STATED GOAL: Please count the lines in the listing below where the word "name" appears. Give the number only.

Stored entries:
• • •
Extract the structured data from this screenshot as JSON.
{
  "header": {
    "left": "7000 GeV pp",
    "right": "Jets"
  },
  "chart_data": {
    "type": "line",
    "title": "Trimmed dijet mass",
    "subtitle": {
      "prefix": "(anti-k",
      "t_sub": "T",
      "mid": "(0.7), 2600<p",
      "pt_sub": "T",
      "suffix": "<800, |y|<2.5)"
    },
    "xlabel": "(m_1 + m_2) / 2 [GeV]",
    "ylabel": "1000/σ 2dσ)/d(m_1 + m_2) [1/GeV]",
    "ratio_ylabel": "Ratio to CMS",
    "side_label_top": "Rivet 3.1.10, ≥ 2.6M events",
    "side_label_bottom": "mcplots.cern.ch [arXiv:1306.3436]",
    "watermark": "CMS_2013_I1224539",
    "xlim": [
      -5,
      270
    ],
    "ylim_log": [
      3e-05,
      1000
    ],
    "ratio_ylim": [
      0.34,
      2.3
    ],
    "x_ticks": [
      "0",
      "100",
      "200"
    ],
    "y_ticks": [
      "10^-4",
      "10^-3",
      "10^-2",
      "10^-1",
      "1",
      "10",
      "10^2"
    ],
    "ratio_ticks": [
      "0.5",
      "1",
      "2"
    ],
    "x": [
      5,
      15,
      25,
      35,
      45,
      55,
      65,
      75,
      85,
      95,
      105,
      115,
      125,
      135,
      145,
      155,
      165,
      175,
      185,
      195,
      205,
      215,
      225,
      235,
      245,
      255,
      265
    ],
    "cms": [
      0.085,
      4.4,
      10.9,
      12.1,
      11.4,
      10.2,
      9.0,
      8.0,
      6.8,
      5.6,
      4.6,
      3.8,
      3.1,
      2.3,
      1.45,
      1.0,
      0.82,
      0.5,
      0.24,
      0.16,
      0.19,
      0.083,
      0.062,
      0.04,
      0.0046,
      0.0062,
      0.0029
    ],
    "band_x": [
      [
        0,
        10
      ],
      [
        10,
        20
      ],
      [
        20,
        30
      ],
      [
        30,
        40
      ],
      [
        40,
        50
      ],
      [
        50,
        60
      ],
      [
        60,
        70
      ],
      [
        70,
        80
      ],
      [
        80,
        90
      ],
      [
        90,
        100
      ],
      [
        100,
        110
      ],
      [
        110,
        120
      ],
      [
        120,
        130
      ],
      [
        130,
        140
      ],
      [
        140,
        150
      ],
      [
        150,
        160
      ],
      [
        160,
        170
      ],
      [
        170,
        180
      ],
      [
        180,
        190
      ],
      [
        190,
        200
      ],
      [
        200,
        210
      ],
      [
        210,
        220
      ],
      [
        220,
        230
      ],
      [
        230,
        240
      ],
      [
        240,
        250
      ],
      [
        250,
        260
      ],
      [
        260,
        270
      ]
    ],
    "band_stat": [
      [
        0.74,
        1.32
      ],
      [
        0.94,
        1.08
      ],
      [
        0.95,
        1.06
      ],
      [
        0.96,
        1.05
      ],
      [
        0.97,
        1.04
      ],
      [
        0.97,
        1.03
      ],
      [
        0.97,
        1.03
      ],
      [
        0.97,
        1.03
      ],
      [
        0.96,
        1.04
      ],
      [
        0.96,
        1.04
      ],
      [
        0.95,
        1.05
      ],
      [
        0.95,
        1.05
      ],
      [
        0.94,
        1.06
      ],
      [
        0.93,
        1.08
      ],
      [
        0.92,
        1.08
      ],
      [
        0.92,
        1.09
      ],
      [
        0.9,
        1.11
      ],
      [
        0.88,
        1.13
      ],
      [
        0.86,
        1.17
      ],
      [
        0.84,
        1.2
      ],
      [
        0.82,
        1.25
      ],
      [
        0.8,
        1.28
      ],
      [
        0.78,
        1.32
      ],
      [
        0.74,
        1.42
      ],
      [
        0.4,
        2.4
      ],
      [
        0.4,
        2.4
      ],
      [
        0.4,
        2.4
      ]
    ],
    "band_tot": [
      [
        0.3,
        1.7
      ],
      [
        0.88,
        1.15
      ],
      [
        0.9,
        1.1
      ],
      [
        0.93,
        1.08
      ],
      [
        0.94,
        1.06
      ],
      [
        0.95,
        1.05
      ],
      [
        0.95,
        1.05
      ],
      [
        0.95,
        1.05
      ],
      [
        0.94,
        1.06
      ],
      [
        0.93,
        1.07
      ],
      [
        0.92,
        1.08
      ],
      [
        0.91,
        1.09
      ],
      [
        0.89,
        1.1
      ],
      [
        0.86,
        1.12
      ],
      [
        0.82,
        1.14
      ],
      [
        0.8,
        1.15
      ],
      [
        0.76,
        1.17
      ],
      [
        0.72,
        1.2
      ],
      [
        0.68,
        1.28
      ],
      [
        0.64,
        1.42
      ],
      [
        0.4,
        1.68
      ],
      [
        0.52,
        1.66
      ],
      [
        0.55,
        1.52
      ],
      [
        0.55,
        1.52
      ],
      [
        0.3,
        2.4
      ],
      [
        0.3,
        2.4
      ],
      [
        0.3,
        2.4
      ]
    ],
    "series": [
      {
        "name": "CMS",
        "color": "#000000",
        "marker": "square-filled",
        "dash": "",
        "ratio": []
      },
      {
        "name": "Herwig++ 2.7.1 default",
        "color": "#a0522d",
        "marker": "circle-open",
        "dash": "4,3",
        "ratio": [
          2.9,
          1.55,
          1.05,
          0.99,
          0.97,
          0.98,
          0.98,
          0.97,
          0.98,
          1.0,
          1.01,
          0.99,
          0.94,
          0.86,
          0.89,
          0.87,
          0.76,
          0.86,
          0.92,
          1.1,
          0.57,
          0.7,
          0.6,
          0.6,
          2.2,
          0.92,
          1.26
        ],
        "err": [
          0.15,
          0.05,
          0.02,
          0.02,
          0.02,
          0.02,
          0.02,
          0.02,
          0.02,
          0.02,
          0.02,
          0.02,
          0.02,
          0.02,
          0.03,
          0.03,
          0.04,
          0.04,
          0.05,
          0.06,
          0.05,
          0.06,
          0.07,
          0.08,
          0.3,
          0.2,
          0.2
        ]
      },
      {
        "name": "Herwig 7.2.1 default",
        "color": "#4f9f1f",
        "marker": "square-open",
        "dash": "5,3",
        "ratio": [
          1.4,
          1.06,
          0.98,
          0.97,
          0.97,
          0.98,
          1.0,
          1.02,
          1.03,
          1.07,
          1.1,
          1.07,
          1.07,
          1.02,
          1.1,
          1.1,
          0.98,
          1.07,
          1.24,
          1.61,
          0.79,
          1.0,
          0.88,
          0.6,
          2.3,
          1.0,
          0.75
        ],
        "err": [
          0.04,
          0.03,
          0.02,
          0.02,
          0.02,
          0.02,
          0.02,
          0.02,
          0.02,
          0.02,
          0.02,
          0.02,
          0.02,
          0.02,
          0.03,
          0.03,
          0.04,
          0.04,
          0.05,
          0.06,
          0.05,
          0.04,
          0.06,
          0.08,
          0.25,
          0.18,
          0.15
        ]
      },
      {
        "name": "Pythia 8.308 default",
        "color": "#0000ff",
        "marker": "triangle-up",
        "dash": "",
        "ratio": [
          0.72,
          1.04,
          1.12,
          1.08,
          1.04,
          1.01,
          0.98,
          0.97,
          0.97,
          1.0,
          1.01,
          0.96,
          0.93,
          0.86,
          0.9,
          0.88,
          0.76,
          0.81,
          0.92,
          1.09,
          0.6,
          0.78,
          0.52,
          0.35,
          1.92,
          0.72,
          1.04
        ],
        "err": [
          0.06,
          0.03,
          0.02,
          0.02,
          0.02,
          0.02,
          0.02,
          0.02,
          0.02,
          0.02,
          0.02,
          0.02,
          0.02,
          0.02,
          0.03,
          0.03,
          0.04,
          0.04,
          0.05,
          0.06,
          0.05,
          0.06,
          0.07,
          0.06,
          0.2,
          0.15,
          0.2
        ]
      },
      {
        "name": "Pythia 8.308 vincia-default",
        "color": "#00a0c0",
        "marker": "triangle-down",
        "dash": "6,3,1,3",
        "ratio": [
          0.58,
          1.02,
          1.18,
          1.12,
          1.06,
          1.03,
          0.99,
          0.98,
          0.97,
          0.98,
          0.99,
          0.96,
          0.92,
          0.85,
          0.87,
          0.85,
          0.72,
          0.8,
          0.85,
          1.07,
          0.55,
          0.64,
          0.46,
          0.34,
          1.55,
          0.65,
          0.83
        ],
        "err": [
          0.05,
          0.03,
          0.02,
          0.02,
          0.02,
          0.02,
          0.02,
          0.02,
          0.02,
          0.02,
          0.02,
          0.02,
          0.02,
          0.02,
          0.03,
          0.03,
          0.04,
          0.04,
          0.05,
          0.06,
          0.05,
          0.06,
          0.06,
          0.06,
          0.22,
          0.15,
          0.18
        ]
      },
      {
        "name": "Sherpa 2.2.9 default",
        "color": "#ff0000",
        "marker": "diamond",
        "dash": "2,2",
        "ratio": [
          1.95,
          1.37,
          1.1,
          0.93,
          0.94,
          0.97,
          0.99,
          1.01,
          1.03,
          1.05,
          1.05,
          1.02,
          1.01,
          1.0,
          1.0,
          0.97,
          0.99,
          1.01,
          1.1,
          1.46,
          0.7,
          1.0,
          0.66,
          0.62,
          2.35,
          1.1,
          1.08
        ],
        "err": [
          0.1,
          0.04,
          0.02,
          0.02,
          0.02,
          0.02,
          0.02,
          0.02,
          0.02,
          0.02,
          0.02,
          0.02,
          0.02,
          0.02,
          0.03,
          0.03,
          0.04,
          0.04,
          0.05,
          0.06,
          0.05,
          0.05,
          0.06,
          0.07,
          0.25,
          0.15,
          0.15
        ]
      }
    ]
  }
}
• • •
WRITTEN SOLUTION: 6